Data records:
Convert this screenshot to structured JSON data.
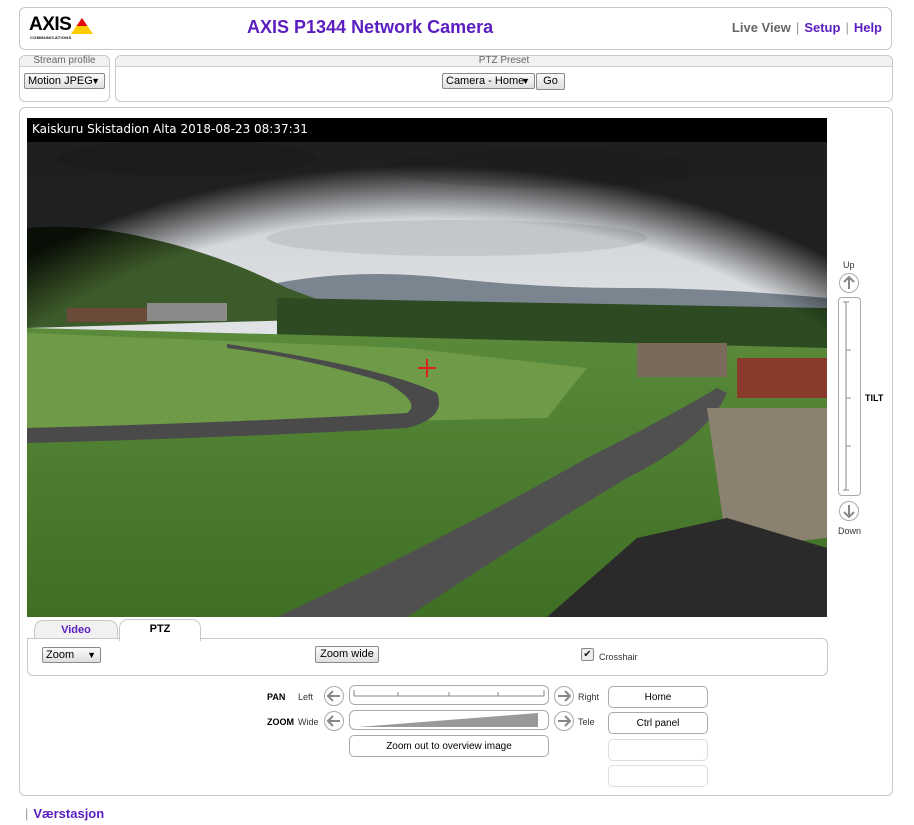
{
  "header": {
    "logo_text": "AXIS",
    "logo_subtext": "COMMUNICATIONS",
    "title": "AXIS P1344 Network Camera",
    "nav": {
      "live_view": "Live View",
      "setup": "Setup",
      "help": "Help"
    }
  },
  "stream_profile": {
    "label": "Stream profile",
    "value": "Motion JPEG"
  },
  "ptz_preset": {
    "label": "PTZ Preset",
    "value": "Camera - Home",
    "go_label": "Go"
  },
  "video": {
    "caption": "Kaiskuru Skistadion Alta 2018-08-23 08:37:31"
  },
  "tilt": {
    "up_label": "Up",
    "label": "TILT",
    "down_label": "Down"
  },
  "tabs": {
    "video": "Video",
    "ptz": "PTZ"
  },
  "ptz_panel": {
    "mode_value": "Zoom",
    "zoom_wide_button": "Zoom wide",
    "crosshair_label": "Crosshair",
    "crosshair_checked": true
  },
  "pan": {
    "label": "PAN",
    "left": "Left",
    "right": "Right"
  },
  "zoom": {
    "label": "ZOOM",
    "wide": "Wide",
    "tele": "Tele"
  },
  "buttons": {
    "home": "Home",
    "ctrl_panel": "Ctrl panel",
    "zoom_overview": "Zoom out to overview image"
  },
  "footer": {
    "link": "Værstasjon"
  },
  "colors": {
    "accent": "#5a1ec0",
    "crosshair": "#e02020"
  }
}
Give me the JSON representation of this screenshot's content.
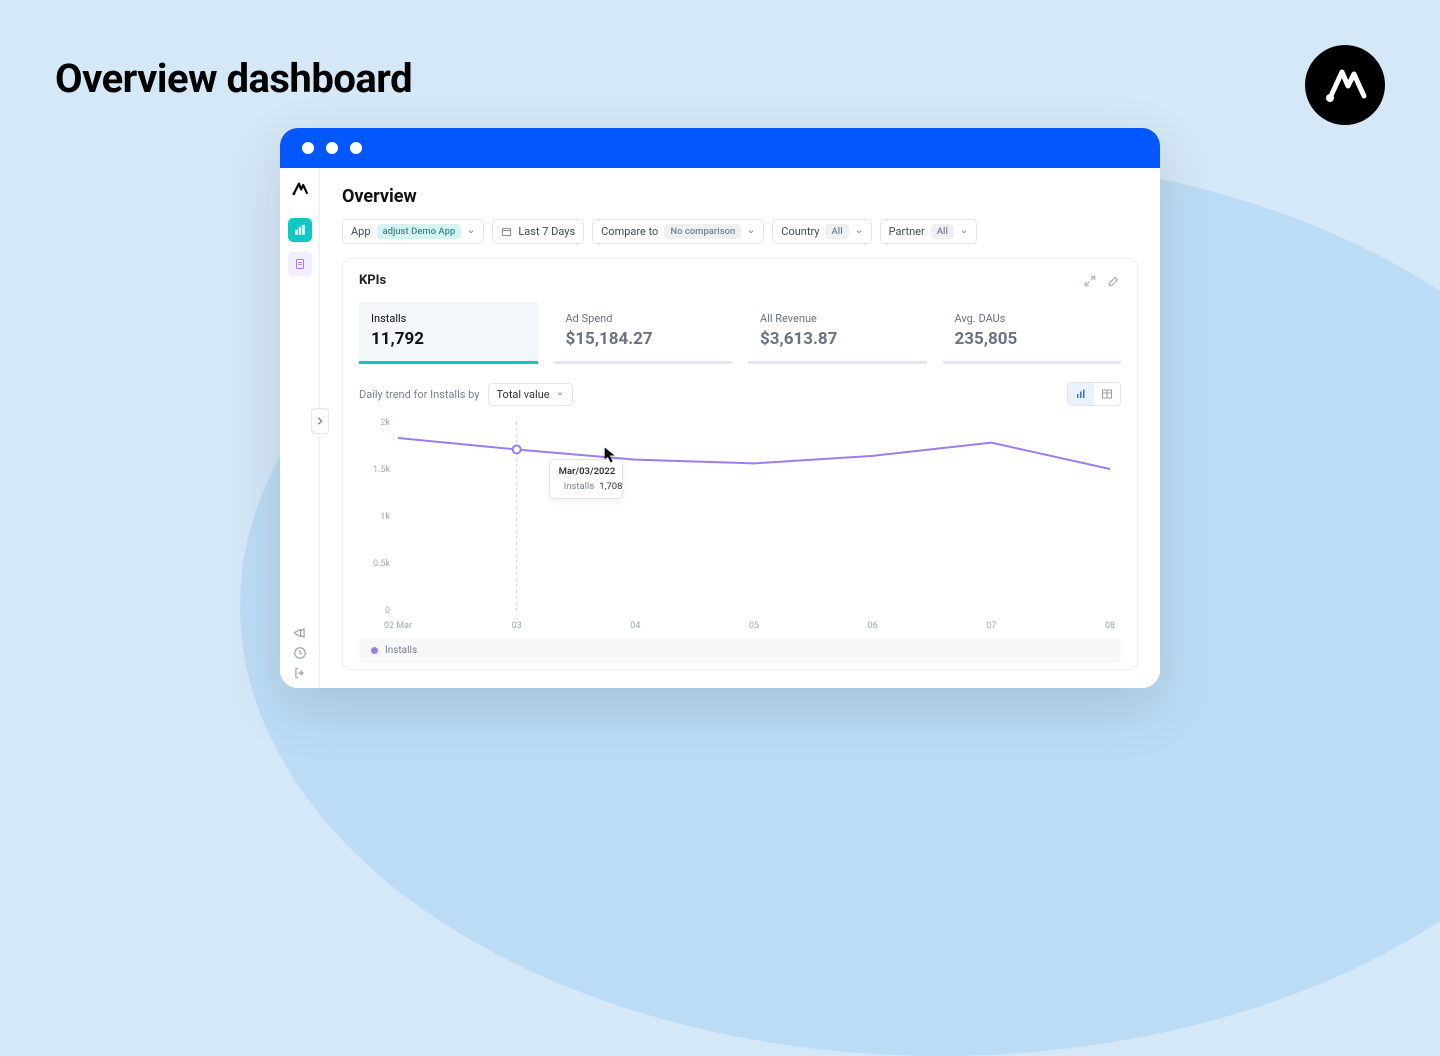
{
  "page_title": "Overview dashboard",
  "window": {
    "overview_title": "Overview",
    "filters": {
      "app": {
        "label": "App",
        "value": "adjust Demo App"
      },
      "date_range": "Last 7 Days",
      "compare": {
        "label": "Compare to",
        "value": "No comparison"
      },
      "country": {
        "label": "Country",
        "value": "All"
      },
      "partner": {
        "label": "Partner",
        "value": "All"
      }
    },
    "panel": {
      "title": "KPIs",
      "kpis": [
        {
          "label": "Installs",
          "value": "11,792",
          "active": true
        },
        {
          "label": "Ad Spend",
          "value": "$15,184.27"
        },
        {
          "label": "All Revenue",
          "value": "$3,613.87"
        },
        {
          "label": "Avg. DAUs",
          "value": "235,805"
        }
      ],
      "trend_label": "Daily trend for Installs by",
      "trend_select_value": "Total value",
      "legend_series": "Installs",
      "tooltip": {
        "date": "Mar/03/2022",
        "series": "Installs",
        "value": "1,708"
      }
    }
  },
  "chart_data": {
    "type": "line",
    "title": "Daily trend for Installs",
    "xlabel": "",
    "ylabel": "",
    "ylim": [
      0,
      2000
    ],
    "y_ticks": [
      "0",
      "0.5k",
      "1k",
      "1.5k",
      "2k"
    ],
    "categories": [
      "02 Mar",
      "03",
      "04",
      "05",
      "06",
      "07",
      "08"
    ],
    "series": [
      {
        "name": "Installs",
        "color": "#9c7eea",
        "values": [
          1830,
          1708,
          1600,
          1560,
          1640,
          1780,
          1500
        ]
      }
    ],
    "hover_index": 1
  }
}
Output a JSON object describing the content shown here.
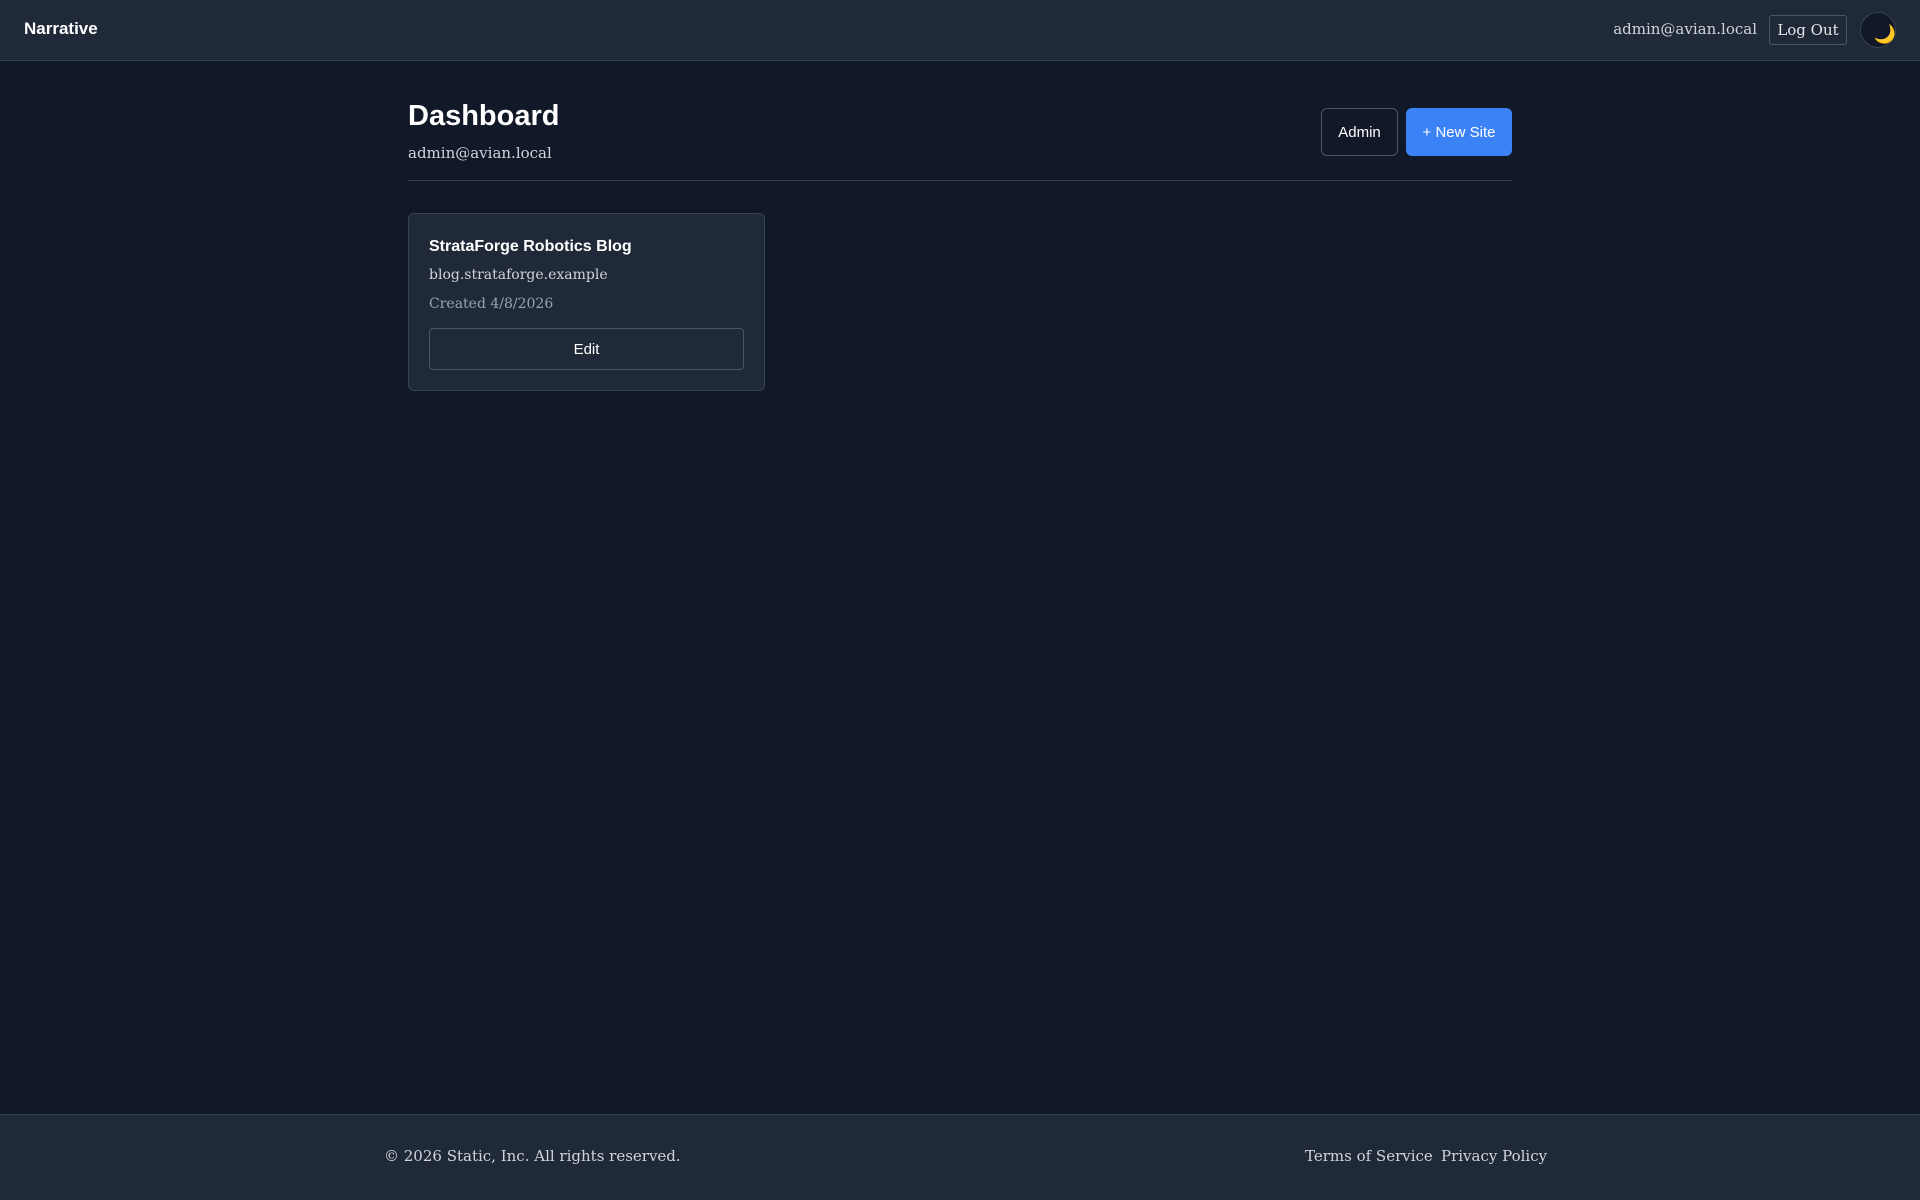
{
  "header": {
    "brand": "Narrative",
    "user_email": "admin@avian.local",
    "logout_label": "Log Out",
    "theme_icon": "moon-icon",
    "theme_glyph": "🌙"
  },
  "main": {
    "title": "Dashboard",
    "subtitle": "admin@avian.local",
    "admin_label": "Admin",
    "new_site_label": "+ New Site",
    "sites": [
      {
        "name": "StrataForge Robotics Blog",
        "domain": "blog.strataforge.example",
        "created": "Created 4/8/2026",
        "edit_label": "Edit"
      }
    ]
  },
  "footer": {
    "copyright": "© 2026 Static, Inc. All rights reserved.",
    "terms_label": "Terms of Service",
    "privacy_label": "Privacy Policy"
  },
  "colors": {
    "background": "#111827",
    "surface": "#1f2937",
    "accent": "#3b82f6",
    "border": "#374151"
  }
}
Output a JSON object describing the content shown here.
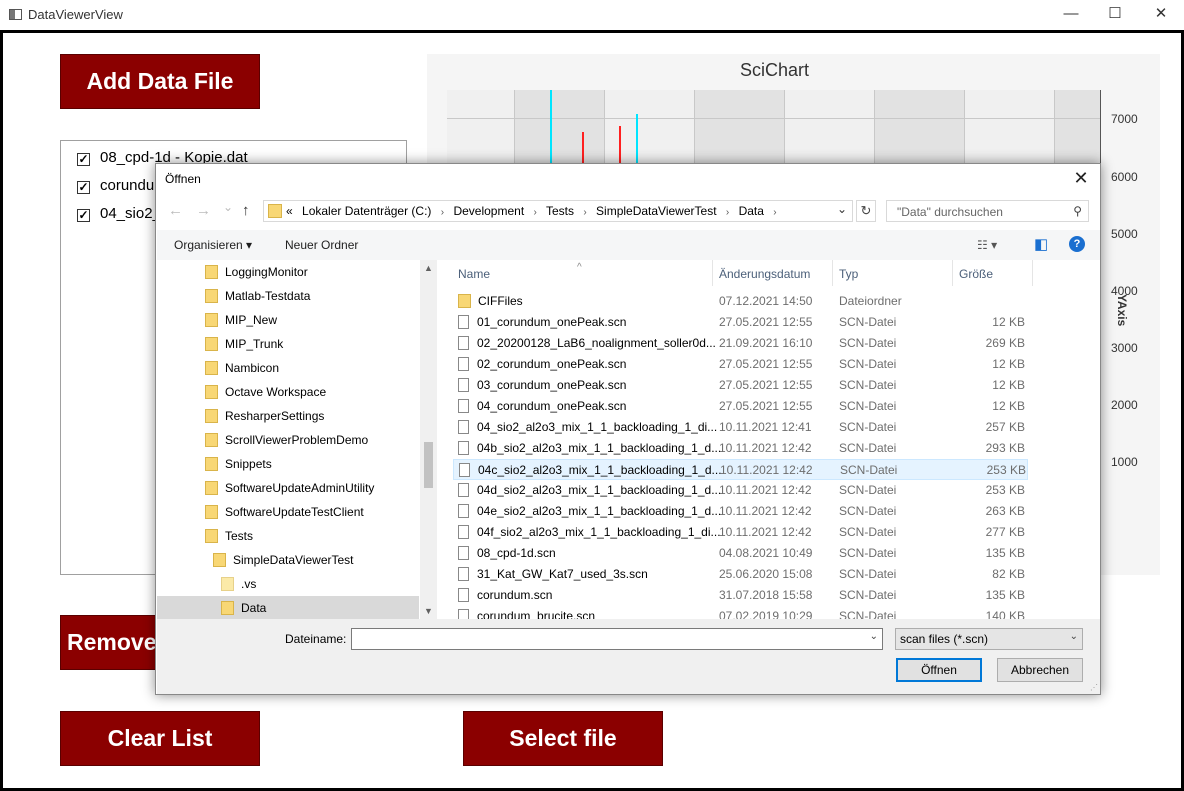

YOUR INSTRUCTIONS: Above is a listing; report how many of its lines include the word "avian", giving the number only.

PROBLEM SOLUTION: 2